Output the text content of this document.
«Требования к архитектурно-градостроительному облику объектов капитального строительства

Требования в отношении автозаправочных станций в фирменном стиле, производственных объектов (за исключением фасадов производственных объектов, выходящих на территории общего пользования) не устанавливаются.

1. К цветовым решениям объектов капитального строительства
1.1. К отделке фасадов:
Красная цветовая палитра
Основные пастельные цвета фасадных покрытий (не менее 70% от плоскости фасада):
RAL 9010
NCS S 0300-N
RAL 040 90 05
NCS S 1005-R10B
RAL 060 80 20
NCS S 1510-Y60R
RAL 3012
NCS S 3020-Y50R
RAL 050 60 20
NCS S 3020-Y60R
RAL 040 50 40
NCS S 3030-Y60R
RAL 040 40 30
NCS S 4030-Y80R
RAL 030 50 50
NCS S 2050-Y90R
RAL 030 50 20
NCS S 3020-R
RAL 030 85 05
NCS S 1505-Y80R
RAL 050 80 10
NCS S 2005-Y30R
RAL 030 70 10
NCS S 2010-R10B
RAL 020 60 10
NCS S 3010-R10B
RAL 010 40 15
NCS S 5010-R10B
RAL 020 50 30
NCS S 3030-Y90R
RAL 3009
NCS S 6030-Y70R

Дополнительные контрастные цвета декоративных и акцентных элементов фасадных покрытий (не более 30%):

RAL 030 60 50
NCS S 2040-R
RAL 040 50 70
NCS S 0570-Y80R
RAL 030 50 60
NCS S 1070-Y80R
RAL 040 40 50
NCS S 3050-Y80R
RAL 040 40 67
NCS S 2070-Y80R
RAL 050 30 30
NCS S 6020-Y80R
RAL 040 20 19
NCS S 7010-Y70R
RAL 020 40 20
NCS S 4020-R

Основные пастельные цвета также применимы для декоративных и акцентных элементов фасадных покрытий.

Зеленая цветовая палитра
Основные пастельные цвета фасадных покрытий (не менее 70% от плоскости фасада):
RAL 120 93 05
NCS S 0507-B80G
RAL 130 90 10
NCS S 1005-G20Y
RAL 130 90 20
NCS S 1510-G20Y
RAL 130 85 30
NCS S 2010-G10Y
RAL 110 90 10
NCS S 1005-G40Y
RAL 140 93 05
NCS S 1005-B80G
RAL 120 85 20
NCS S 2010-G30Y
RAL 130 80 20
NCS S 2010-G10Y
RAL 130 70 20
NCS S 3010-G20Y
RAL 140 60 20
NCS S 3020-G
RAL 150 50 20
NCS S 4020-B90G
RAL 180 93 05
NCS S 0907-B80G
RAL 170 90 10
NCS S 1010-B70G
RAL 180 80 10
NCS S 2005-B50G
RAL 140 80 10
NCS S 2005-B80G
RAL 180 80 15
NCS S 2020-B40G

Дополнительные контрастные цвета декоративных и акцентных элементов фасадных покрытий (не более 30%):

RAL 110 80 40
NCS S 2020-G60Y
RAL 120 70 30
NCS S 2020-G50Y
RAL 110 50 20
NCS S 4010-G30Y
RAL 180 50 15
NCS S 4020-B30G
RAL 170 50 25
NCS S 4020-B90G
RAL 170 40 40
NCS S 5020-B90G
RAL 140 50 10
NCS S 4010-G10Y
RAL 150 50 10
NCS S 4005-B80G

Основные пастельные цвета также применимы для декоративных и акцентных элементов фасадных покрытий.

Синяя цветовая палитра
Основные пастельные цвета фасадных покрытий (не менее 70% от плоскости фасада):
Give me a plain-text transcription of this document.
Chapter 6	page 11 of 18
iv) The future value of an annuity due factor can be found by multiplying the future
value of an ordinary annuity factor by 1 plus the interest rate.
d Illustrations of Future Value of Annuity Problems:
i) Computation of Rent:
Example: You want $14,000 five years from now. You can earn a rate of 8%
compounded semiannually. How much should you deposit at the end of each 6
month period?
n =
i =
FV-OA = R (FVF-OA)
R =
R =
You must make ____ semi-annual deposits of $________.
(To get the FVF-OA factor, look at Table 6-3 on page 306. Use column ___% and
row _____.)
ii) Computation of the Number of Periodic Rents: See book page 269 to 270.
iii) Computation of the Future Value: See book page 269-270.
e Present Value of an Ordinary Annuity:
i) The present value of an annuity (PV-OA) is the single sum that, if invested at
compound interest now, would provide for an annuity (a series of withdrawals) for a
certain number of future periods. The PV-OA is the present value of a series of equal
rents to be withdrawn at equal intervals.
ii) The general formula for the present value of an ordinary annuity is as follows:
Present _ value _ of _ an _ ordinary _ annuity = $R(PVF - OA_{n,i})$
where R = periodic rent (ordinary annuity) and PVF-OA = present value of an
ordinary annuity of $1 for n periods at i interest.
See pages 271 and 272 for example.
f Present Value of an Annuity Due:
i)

══════════

### THE REQUEST
Take every line from the records above that has the word "капитального" and copy it.

### ANSWER
«Требования к архитектурно-градостроительному облику объектов капитального строительства
1. К цветовым решениям объектов капитального строительства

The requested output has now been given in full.